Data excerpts
>> begin
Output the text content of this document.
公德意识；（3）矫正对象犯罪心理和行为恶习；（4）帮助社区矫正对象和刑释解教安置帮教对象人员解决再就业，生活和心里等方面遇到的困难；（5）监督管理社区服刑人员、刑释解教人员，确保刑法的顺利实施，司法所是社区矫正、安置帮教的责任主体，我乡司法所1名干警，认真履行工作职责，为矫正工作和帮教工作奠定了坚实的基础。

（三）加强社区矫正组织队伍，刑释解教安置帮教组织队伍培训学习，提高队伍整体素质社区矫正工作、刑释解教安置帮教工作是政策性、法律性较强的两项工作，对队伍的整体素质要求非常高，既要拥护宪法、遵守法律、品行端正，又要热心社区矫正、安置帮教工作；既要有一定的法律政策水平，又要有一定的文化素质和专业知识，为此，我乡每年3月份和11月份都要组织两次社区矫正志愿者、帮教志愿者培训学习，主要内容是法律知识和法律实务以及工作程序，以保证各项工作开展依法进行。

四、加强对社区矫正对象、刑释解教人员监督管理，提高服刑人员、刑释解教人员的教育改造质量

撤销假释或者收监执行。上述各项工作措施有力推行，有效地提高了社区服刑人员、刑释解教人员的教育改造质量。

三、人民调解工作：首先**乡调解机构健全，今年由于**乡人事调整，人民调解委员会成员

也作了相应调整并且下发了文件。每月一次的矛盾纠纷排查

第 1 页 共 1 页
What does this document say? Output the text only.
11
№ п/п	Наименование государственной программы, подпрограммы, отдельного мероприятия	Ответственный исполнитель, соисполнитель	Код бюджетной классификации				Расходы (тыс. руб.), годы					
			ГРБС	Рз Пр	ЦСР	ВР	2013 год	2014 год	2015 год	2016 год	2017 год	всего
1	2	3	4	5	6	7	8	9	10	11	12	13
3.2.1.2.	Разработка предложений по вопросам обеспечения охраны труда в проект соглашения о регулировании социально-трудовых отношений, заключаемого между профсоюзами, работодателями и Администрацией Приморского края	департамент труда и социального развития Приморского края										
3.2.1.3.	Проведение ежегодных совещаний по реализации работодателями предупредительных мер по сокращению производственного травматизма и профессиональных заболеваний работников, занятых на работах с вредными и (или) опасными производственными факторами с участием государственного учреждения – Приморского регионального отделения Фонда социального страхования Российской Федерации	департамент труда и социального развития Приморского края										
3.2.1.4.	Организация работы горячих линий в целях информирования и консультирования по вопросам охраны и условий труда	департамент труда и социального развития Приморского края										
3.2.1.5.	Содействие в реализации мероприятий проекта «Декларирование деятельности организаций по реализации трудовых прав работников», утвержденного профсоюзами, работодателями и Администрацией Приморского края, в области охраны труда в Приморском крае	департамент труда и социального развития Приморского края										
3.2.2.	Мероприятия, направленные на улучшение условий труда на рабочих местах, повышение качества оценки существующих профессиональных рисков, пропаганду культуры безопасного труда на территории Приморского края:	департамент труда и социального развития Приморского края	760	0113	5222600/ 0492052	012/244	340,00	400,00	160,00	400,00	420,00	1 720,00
>> end
The task: Search the material above for "департамент". Pull out each line where it shows up.

Finished exercise:
3.2.1.2.	Разработка предложений по вопросам обеспечения охраны труда в проект соглашения о регулировании социально-трудовых отношений, заключаемого между профсоюзами, работодателями и Администрацией Приморского края	департамент труда и социального развития Приморского края										
3.2.1.3.	Проведение ежегодных совещаний по реализации работодателями предупредительных мер по сокращению производственного травматизма и профессиональных заболеваний работников, занятых на работах с вредными и (или) опасными производственными факторами с участием государственного учреждения – Приморского регионального отделения Фонда социального страхования Российской Федерации	департамент труда и социального развития Приморского края										
3.2.1.4.	Организация работы горячих линий в целях информирования и консультирования по вопросам охраны и условий труда	департамент труда и социального развития Приморского края										
3.2.1.5.	Содействие в реализации мероприятий проекта «Декларирование деятельности организаций по реализации трудовых прав работников», утвержденного профсоюзами, работодателями и Администрацией Приморского края, в области охраны труда в Приморском крае	департамент труда и социального развития Приморского края										
3.2.2.	Мероприятия, направленные на улучшение условий труда на рабочих местах, повышение качества оценки существующих профессиональных рисков, пропаганду культуры безопасного труда на территории Приморского края:	департамент труда и социального развития Приморского края	760	0113	5222600/ 0492052	012/244	340,00	400,00	160,00	400,00	420,00	1 720,00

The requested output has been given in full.